Records excerpted from a collection
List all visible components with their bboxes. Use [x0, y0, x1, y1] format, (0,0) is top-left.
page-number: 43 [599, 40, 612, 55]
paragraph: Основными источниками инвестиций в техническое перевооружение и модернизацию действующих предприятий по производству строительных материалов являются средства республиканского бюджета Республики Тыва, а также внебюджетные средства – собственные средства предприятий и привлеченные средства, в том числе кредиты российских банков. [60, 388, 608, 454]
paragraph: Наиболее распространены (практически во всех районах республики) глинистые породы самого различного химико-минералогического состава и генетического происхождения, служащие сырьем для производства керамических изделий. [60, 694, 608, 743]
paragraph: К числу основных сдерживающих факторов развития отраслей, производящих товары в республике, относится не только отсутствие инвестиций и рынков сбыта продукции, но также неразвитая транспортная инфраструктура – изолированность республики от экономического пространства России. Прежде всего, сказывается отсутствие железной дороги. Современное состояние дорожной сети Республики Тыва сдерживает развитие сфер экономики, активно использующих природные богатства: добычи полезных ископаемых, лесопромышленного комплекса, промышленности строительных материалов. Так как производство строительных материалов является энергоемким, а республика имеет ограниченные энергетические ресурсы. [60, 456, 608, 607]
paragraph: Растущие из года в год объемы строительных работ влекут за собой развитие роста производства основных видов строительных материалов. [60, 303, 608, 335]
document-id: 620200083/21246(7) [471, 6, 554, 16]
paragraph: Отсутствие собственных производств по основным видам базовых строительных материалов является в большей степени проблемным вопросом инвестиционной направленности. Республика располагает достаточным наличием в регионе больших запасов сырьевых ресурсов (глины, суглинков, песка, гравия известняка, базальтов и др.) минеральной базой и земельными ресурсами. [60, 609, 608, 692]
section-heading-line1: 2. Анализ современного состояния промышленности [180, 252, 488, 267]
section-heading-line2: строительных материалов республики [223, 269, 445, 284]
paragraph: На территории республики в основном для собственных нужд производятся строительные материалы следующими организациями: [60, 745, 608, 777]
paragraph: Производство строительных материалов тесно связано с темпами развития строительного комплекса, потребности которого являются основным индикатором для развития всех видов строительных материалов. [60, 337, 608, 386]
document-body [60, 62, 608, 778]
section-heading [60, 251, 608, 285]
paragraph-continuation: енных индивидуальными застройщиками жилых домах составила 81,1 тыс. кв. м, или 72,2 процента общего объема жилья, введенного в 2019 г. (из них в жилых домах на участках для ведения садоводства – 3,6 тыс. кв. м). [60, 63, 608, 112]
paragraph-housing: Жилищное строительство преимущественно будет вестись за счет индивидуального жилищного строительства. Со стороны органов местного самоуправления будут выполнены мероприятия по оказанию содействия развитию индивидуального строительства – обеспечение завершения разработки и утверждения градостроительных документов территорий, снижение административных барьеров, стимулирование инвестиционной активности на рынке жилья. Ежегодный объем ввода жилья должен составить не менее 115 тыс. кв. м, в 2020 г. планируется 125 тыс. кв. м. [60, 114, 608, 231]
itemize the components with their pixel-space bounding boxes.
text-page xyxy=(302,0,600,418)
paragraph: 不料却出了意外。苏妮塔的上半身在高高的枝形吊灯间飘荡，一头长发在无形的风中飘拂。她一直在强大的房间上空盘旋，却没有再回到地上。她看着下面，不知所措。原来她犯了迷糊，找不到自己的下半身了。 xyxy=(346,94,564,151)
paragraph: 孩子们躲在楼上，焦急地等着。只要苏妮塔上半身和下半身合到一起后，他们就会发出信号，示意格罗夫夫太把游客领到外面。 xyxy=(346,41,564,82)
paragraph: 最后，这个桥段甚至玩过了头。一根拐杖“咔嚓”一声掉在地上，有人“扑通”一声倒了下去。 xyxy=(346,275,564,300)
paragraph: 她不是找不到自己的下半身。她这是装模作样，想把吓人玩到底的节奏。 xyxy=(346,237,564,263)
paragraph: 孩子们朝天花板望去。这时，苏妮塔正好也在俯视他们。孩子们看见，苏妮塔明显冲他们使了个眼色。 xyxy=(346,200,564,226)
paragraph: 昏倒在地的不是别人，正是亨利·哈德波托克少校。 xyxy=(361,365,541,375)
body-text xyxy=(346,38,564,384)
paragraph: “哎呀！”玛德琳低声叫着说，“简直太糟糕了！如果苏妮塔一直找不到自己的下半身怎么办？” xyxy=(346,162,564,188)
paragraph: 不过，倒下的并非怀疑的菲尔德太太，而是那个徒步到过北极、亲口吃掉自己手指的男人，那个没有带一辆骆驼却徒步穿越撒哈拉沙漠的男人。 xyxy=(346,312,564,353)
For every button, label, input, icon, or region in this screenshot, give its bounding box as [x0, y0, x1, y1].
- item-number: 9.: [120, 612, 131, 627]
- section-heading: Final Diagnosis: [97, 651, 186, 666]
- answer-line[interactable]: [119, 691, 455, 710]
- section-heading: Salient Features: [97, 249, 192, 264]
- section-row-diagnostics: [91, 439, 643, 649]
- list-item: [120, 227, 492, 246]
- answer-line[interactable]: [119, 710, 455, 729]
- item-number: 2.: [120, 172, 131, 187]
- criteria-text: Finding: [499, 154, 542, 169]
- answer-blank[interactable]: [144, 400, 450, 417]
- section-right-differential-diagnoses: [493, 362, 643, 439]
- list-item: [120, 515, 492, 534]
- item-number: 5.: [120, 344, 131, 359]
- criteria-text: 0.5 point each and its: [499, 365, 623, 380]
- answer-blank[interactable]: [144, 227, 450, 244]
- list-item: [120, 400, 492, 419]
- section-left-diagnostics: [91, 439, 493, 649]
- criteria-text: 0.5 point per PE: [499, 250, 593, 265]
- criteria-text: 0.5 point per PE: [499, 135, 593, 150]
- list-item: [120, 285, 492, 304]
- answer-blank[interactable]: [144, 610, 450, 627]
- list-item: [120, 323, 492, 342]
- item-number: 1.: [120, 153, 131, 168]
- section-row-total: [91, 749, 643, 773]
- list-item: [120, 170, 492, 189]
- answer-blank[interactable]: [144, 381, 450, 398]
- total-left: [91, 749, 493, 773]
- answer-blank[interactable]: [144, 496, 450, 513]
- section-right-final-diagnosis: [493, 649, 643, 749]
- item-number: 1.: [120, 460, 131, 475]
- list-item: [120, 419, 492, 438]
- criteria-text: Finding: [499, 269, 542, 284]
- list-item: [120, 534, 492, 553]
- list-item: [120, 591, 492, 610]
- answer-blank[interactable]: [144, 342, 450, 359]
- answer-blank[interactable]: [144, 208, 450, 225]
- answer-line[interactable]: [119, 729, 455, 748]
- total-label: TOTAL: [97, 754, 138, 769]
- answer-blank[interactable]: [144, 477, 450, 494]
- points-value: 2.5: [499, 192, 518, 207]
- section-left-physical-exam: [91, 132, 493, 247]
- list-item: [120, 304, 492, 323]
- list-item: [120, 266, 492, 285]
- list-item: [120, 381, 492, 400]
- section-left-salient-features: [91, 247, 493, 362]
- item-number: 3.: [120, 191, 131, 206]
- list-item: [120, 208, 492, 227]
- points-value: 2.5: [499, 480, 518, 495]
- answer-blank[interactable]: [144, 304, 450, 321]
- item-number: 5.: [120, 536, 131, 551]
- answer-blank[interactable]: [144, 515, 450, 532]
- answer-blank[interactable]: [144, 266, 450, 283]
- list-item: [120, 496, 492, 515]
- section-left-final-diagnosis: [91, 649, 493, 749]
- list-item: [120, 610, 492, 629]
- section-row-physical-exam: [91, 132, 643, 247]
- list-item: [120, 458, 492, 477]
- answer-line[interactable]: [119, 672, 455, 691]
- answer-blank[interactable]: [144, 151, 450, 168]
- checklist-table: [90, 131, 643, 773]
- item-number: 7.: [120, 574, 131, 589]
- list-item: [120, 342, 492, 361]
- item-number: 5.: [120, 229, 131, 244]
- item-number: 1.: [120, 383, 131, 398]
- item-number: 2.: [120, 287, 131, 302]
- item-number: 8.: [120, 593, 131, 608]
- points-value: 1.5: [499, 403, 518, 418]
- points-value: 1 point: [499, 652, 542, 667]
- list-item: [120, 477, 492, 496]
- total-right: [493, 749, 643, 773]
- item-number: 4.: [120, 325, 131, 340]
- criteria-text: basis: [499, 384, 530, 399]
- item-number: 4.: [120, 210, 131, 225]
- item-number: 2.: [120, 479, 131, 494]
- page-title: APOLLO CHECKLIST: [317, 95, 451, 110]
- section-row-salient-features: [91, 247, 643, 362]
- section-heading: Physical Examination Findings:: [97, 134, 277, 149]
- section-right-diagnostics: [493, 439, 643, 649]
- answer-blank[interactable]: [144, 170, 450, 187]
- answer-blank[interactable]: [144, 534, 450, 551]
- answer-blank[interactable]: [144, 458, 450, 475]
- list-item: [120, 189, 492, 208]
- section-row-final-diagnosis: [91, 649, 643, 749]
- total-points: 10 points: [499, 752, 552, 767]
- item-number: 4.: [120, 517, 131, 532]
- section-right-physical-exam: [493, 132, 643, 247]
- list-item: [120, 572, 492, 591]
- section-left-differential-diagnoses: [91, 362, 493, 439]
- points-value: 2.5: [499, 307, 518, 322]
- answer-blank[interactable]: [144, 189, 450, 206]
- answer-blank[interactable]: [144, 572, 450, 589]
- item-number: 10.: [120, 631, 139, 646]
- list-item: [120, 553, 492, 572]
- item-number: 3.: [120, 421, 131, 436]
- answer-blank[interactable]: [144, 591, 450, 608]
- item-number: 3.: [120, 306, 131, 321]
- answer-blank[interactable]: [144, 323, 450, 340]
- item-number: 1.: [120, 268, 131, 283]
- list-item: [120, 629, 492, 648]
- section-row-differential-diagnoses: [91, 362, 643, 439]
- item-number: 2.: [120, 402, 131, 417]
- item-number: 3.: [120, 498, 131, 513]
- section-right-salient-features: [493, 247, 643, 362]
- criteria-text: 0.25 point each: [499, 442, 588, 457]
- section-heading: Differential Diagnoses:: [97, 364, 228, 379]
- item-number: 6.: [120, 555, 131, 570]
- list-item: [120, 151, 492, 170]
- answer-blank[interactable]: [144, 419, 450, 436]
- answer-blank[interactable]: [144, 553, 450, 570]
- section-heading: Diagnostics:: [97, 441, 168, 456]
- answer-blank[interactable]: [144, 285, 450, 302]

SHORT EXERCISE
Render the lines running from the start of the material down through the line containing "document-id: 620200083/21246(7) [471, 6, 554, 16]", inclusive, as a Markdown table with the columns "No." and "Text", with a row number and the line in each row and blank lines omitted.

REPLY TO THE TASK
| No. | Text |
|---|---|
| 1 | List all visible components with their bboxes. Use [x0, y0, x1, y1] format, (0,0) is top-left. |
| 2 | page-number: 43 [599, 40, 612, 55] |
| 3 | paragraph: Основными источниками инвестиций в техническое перевооружение и модернизацию действующих предприятий по производству строительных материалов являются средства республиканского бюджета Республики Тыва, а также внебюджетные средства – собственные средства предприятий и привлеченные средства, в том числе кредиты российских банков. [60, 388, 608, 454] |
| 4 | paragraph: Наиболее распространены (практически во всех районах республики) глинистые породы самого различного химико-минералогического состава и генетического происхождения, служащие сырьем для производства керамических изделий. [60, 694, 608, 743] |
| 5 | paragraph: К числу основных сдерживающих факторов развития отраслей, производящих товары в республике, относится не только отсутствие инвестиций и рынков сбыта продукции, но также неразвитая транспортная инфраструктура – изолированность республики от экономического пространства России. Прежде всего, сказывается отсутствие железной дороги. Современное состояние дорожной сети Республики Тыва сдерживает развитие сфер экономики, активно использующих природные богатства: добычи полезных ископаемых, лесопромышленного комплекса, промышленности строительных материалов. Так как производство строительных материалов является энергоемким, а республика имеет ограниченные энергетические ресурсы. [60, 456, 608, 607] |
| 6 | paragraph: Растущие из года в год объемы строительных работ влекут за собой развитие роста производства основных видов строительных материалов. [60, 303, 608, 335] |
| 7 | document-id: 620200083/21246(7) [471, 6, 554, 16] |